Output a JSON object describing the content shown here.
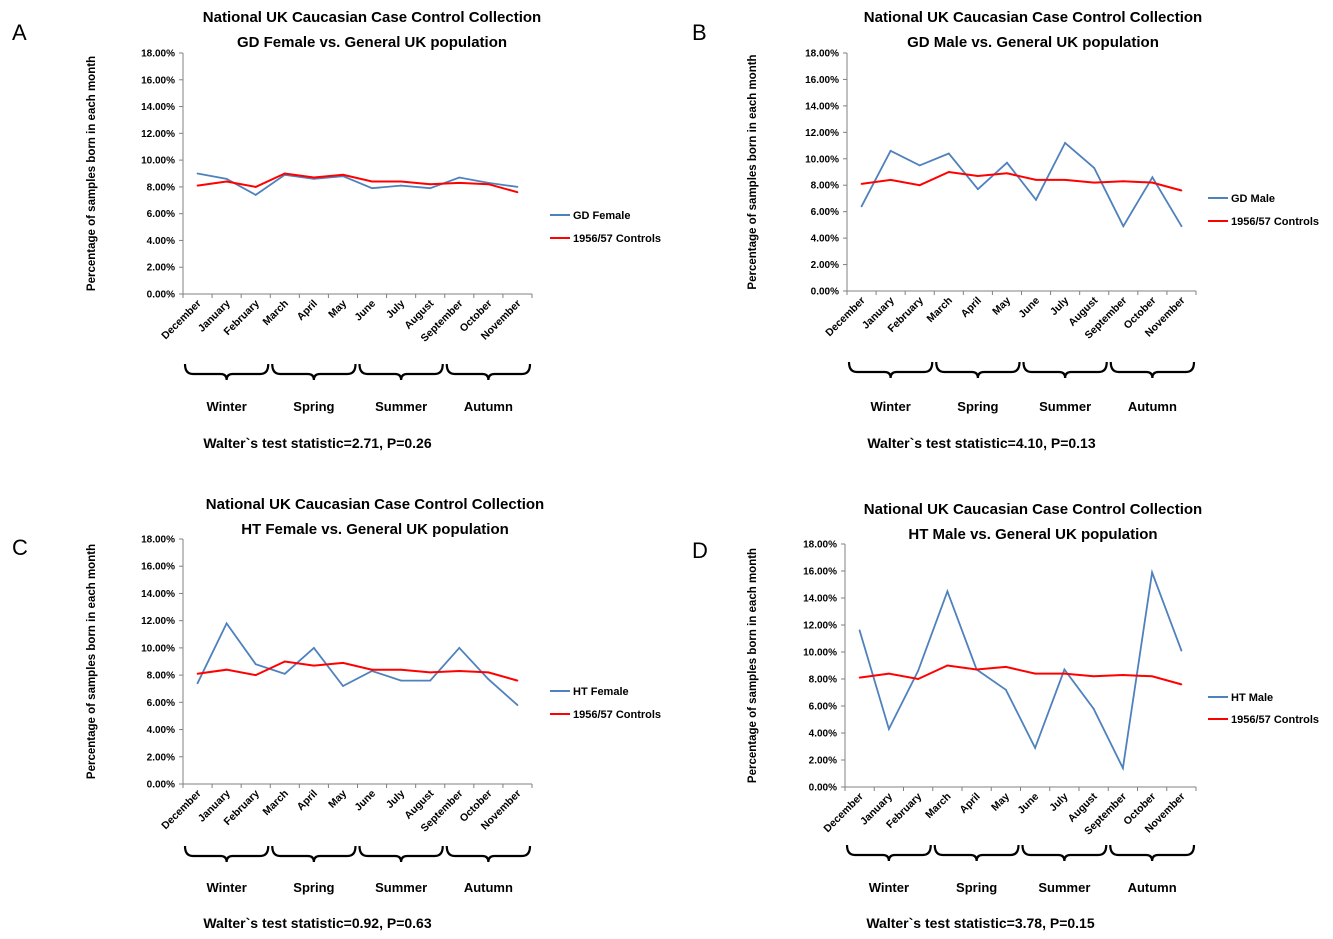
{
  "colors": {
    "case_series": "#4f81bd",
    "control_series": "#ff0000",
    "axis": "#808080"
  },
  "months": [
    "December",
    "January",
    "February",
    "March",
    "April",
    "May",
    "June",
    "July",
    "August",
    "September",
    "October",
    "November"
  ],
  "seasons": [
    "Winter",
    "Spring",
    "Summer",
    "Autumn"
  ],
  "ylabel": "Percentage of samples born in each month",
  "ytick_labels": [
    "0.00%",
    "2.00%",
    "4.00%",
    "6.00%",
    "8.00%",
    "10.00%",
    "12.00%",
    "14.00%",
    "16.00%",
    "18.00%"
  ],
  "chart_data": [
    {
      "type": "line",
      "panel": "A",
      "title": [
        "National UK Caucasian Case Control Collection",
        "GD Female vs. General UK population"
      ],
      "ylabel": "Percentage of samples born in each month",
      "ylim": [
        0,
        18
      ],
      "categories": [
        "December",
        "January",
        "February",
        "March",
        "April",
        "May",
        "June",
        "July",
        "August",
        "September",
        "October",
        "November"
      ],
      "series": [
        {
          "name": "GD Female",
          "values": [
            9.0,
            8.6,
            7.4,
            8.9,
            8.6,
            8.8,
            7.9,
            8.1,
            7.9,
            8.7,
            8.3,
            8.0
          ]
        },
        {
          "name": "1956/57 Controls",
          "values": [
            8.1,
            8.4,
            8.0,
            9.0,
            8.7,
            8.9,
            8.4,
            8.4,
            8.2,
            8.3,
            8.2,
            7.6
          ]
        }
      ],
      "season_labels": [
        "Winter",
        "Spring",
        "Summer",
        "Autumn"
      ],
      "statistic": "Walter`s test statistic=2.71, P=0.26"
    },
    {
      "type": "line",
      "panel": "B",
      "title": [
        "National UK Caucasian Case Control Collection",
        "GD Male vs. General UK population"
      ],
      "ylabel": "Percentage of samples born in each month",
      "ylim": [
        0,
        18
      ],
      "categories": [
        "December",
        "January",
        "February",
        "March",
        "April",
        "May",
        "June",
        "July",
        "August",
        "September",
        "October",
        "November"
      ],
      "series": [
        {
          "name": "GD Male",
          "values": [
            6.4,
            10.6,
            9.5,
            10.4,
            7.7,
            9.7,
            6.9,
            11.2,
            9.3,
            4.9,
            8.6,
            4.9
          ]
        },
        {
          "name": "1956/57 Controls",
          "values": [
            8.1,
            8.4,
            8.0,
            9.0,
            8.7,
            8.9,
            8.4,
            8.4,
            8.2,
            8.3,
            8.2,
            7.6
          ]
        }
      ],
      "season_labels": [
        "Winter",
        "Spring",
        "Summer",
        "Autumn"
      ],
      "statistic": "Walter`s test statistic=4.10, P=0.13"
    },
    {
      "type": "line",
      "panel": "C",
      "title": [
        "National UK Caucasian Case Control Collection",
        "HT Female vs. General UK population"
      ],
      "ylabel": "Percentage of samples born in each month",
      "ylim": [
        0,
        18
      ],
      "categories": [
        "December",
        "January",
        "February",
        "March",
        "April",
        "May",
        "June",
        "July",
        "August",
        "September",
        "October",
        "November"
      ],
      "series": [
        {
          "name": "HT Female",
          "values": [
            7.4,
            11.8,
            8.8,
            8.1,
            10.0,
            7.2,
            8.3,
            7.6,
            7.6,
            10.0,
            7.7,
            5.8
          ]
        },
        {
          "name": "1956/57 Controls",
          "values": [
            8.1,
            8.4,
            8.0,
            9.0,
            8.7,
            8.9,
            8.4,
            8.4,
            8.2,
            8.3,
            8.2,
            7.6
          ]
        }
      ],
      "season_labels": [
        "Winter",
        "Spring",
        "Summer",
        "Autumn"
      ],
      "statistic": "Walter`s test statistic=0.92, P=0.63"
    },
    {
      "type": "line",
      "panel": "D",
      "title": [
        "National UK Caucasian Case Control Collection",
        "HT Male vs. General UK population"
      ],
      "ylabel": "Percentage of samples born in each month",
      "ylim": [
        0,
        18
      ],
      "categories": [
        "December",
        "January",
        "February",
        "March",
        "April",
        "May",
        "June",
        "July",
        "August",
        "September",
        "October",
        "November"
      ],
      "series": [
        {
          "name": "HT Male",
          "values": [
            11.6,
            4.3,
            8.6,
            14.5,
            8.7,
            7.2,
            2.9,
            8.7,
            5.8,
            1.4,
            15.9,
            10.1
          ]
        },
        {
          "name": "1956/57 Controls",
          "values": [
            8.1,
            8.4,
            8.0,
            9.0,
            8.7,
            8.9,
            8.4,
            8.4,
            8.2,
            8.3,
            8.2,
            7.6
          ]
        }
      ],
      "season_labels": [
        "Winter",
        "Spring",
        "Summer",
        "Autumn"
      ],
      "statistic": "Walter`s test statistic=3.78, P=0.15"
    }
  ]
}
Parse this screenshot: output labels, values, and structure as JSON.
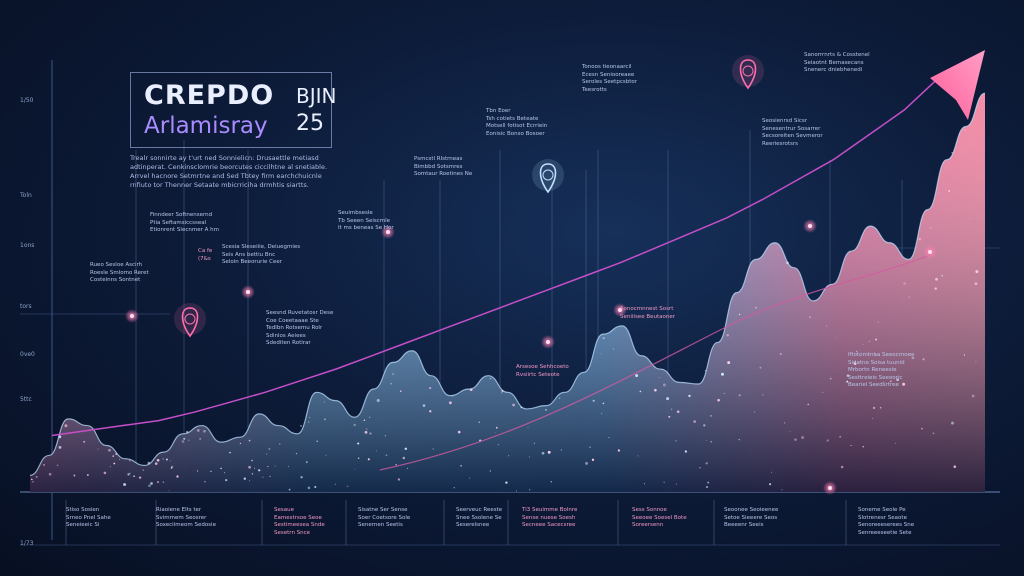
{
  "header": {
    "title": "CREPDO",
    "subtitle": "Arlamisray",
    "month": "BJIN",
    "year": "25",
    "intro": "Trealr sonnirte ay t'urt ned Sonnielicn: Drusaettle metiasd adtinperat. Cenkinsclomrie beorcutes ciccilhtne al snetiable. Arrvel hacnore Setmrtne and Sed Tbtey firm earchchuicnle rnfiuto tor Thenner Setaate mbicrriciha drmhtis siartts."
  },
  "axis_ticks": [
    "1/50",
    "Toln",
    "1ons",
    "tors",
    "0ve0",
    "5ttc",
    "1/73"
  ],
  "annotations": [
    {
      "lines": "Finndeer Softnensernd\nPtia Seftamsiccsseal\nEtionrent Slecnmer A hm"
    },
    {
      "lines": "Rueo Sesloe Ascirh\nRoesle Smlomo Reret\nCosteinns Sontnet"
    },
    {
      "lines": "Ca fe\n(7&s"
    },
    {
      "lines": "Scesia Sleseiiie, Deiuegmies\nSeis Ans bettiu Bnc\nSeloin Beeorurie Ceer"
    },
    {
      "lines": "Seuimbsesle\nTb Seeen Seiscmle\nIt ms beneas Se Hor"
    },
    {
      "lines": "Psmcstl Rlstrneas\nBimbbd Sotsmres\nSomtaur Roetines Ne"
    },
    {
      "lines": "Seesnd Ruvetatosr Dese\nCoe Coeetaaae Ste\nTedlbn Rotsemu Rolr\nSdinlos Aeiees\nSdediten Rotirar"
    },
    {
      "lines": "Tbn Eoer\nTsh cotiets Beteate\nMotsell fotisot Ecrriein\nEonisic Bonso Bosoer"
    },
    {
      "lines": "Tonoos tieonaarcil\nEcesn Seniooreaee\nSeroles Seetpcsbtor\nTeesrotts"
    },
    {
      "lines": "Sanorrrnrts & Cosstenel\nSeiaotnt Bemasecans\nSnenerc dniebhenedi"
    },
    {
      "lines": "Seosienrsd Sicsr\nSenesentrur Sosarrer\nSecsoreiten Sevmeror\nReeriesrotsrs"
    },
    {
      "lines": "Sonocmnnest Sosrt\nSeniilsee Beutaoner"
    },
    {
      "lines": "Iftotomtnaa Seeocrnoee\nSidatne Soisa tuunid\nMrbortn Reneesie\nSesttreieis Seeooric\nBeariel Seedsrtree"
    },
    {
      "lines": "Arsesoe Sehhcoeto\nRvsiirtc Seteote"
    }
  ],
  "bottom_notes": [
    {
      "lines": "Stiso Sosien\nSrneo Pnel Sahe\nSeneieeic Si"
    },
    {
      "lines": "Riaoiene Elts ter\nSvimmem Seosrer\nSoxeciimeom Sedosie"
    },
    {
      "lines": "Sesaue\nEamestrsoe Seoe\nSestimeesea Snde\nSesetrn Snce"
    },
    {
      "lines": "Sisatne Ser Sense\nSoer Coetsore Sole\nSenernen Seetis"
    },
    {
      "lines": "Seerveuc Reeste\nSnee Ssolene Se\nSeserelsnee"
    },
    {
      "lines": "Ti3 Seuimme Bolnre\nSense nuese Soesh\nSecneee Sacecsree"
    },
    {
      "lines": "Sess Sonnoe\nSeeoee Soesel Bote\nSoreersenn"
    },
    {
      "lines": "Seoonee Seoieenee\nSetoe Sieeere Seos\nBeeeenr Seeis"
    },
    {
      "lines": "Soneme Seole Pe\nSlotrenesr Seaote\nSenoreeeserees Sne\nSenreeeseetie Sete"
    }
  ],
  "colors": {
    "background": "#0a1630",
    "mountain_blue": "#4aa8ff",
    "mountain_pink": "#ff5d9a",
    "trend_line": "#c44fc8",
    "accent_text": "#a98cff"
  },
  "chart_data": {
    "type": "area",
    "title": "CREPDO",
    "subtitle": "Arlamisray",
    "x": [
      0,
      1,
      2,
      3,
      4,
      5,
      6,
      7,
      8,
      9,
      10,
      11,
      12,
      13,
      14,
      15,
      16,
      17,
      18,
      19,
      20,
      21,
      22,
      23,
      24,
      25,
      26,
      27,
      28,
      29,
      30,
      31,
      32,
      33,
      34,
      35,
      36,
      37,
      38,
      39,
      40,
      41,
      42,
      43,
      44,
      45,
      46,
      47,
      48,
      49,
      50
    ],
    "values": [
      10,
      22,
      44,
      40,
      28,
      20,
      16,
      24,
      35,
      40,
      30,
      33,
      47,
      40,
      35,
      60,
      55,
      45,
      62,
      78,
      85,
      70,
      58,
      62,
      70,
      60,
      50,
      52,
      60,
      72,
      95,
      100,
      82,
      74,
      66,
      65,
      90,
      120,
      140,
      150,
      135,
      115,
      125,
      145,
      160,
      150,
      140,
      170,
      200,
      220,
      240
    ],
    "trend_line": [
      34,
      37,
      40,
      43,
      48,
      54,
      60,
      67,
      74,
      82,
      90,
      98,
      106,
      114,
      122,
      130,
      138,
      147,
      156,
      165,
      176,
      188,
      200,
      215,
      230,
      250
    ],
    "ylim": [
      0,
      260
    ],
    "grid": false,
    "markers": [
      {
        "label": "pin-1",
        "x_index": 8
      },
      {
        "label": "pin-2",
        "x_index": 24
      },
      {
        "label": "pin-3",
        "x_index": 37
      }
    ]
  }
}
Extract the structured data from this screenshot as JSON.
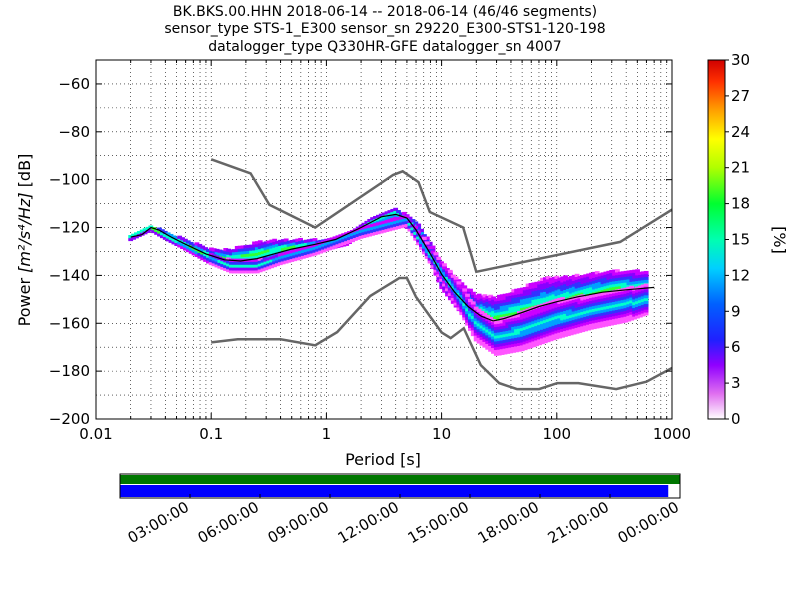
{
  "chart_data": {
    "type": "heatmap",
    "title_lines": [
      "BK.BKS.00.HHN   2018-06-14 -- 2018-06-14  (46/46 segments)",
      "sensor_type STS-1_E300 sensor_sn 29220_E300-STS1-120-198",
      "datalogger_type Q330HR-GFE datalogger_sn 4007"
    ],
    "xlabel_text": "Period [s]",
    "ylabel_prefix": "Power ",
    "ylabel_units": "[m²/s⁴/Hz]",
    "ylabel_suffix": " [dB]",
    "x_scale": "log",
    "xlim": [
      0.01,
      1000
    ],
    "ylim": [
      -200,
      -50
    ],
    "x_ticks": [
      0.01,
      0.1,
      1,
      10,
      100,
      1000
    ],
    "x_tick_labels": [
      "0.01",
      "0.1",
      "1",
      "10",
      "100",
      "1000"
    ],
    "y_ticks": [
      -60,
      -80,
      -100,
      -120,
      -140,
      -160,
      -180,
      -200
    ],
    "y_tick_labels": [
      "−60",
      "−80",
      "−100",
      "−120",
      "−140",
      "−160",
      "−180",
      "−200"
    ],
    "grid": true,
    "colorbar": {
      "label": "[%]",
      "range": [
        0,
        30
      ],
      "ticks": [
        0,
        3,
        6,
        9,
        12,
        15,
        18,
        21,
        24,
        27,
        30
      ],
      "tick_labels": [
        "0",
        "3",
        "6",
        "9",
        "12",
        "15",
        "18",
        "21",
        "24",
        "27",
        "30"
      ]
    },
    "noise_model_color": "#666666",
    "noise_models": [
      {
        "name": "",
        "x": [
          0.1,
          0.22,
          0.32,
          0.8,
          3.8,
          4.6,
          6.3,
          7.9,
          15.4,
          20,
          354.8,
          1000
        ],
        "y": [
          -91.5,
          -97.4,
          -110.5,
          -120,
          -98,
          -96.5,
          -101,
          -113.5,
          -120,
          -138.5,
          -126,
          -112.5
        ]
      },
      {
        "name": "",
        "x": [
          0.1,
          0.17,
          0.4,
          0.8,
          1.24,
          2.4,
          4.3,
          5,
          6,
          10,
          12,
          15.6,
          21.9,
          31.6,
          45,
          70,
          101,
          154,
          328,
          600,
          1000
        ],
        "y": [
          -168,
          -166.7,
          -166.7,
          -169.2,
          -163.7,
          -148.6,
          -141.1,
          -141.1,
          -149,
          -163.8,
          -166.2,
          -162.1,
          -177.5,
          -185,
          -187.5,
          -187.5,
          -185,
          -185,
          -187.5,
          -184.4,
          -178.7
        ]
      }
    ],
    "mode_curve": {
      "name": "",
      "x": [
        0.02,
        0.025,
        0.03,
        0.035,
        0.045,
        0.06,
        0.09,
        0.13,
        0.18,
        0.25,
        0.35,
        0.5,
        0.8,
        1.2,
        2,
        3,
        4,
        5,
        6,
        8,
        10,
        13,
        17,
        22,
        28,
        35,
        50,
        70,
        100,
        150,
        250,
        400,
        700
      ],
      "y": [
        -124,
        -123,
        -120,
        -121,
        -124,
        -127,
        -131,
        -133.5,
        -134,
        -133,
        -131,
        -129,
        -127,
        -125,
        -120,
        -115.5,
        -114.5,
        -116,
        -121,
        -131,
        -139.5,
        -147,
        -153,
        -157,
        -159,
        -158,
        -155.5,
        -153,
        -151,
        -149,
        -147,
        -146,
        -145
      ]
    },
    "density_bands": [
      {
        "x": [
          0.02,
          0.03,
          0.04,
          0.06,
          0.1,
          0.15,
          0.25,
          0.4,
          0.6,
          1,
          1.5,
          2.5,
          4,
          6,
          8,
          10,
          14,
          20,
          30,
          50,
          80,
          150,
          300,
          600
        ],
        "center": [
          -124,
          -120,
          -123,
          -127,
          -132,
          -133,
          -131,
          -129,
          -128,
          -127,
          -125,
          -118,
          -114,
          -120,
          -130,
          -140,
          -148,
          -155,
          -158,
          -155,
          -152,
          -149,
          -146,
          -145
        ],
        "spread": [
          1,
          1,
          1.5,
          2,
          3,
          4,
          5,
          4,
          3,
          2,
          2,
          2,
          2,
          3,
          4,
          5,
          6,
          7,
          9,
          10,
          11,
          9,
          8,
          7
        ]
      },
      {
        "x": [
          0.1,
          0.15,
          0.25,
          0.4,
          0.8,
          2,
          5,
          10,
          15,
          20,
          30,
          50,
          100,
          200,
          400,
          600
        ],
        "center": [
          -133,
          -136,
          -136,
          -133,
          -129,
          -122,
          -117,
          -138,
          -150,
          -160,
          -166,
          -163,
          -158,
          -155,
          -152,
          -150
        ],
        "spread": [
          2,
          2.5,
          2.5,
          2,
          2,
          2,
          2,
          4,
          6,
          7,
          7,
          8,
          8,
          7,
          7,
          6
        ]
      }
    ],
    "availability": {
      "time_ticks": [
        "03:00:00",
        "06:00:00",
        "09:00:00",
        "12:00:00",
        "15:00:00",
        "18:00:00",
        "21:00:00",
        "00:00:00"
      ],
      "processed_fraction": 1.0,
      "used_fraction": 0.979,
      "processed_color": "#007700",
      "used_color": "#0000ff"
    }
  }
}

THE REQUEST:
The answer is a single number: how many lines include the word "Walter"?

ANSWER TO THIS EXERCISE:
4